Work required: Copy the rows below word for word, starting at the line that has "Find all labels, buttons, inputs, and" and stopping after the line that has "station-label: 3 [333,300,344,321]". Leave any pictures out of your answer.

Data for this task:

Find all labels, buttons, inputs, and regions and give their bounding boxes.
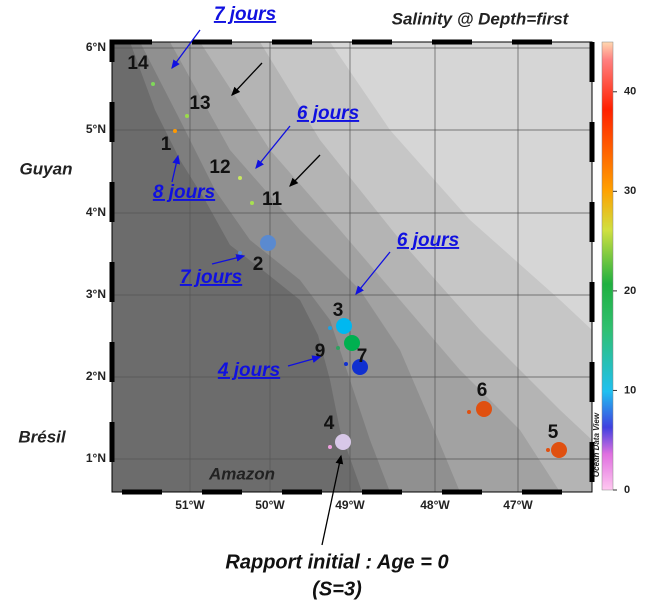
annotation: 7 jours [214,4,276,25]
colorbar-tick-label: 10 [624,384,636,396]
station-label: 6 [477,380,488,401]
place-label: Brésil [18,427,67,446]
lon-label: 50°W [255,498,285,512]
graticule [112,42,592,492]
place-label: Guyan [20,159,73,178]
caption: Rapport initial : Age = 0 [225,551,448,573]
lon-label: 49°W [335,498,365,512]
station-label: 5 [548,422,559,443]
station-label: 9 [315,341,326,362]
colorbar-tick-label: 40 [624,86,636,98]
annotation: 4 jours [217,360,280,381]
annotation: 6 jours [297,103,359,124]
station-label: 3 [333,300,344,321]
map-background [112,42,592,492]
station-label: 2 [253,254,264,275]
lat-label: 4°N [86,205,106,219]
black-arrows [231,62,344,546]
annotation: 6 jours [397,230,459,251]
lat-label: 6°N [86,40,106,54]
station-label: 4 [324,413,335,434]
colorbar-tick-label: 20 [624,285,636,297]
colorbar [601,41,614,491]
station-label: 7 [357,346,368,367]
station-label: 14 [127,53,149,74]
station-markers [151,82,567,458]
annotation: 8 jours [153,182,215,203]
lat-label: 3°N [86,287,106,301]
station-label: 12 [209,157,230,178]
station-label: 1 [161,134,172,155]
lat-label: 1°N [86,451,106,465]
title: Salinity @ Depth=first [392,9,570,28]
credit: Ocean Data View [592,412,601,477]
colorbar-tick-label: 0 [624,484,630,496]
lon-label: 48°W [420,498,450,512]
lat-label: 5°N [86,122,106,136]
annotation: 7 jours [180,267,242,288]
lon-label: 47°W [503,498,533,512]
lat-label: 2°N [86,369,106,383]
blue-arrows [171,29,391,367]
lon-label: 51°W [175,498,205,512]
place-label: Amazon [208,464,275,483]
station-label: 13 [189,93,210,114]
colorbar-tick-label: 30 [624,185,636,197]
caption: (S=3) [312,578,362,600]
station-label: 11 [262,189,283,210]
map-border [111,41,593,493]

...

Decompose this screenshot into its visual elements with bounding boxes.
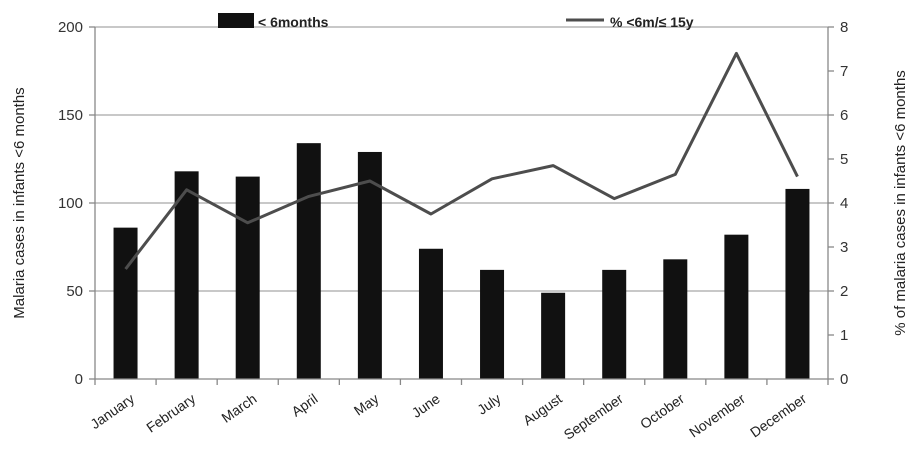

--

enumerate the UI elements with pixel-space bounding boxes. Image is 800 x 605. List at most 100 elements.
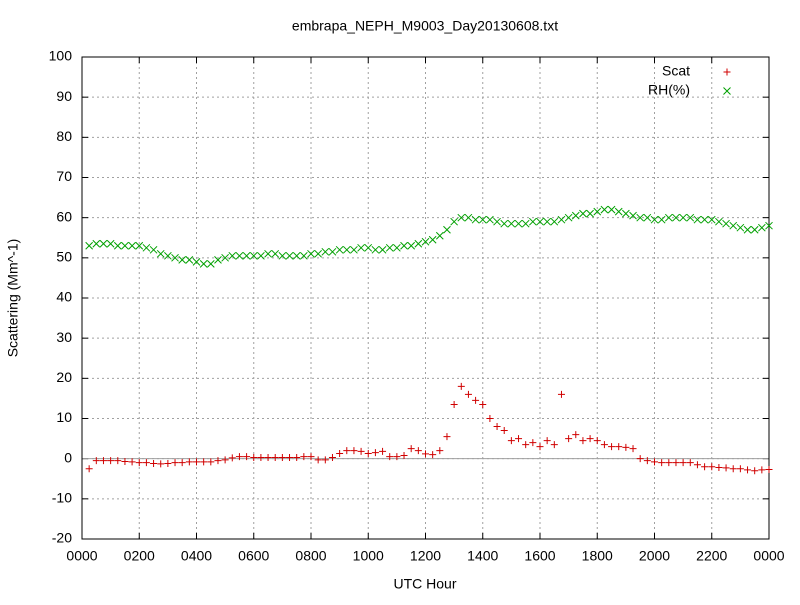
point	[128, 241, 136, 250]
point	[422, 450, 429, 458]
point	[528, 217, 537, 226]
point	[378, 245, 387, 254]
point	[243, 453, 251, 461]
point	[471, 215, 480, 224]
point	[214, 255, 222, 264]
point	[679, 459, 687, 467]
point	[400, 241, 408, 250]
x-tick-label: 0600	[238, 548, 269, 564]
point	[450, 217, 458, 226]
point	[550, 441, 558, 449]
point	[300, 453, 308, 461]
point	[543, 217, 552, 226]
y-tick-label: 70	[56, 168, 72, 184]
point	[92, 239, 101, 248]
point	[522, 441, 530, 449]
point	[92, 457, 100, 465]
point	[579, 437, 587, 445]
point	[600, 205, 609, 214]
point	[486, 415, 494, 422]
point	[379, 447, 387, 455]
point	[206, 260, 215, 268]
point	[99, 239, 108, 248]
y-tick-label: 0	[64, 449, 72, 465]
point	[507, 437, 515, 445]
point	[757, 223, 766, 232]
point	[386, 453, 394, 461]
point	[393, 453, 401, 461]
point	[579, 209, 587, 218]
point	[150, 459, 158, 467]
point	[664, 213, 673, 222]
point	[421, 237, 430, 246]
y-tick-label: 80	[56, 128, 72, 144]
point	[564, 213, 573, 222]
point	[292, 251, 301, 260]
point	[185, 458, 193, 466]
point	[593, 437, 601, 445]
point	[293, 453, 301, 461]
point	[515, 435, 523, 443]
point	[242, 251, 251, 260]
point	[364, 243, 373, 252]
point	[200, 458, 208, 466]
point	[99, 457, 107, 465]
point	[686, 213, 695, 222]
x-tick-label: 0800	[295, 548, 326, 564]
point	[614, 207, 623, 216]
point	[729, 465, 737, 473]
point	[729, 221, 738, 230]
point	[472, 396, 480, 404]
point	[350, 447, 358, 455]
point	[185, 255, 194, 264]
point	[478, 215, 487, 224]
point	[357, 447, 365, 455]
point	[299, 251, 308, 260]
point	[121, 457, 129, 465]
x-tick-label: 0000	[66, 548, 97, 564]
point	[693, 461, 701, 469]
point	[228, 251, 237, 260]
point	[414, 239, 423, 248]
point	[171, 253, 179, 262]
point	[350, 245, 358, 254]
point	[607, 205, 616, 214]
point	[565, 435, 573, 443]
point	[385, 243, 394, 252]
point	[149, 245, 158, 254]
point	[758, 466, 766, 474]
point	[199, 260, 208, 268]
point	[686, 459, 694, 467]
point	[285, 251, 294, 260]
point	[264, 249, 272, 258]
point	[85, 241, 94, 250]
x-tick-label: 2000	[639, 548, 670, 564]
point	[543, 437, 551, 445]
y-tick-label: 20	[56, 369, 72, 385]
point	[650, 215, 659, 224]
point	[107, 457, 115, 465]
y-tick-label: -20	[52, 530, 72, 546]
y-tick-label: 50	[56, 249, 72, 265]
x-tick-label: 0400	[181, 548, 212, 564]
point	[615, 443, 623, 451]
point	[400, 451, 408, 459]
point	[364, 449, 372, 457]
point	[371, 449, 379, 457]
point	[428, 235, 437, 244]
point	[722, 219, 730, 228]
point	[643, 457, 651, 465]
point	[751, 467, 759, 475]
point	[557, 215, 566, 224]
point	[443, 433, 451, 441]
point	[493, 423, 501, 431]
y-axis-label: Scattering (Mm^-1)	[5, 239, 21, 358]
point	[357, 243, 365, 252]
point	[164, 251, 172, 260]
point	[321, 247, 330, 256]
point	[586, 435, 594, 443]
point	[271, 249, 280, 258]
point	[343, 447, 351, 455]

Answer to this task:
Find all labels, buttons, inputs, and regions and give their bounding boxes.
annotation: 7 jours [214,4,276,25]
colorbar-tick-label: 10 [624,384,636,396]
station-label: 6 [477,380,488,401]
place-label: Brésil [18,427,67,446]
lon-label: 50°W [255,498,285,512]
graticule [112,42,592,492]
place-label: Guyan [20,159,73,178]
caption: Rapport initial : Age = 0 [225,551,448,573]
lon-label: 49°W [335,498,365,512]
station-label: 5 [548,422,559,443]
station-label: 9 [315,341,326,362]
colorbar-tick-label: 40 [624,86,636,98]
annotation: 4 jours [217,360,280,381]
annotation: 6 jours [297,103,359,124]
station-label: 3 [333,300,344,321]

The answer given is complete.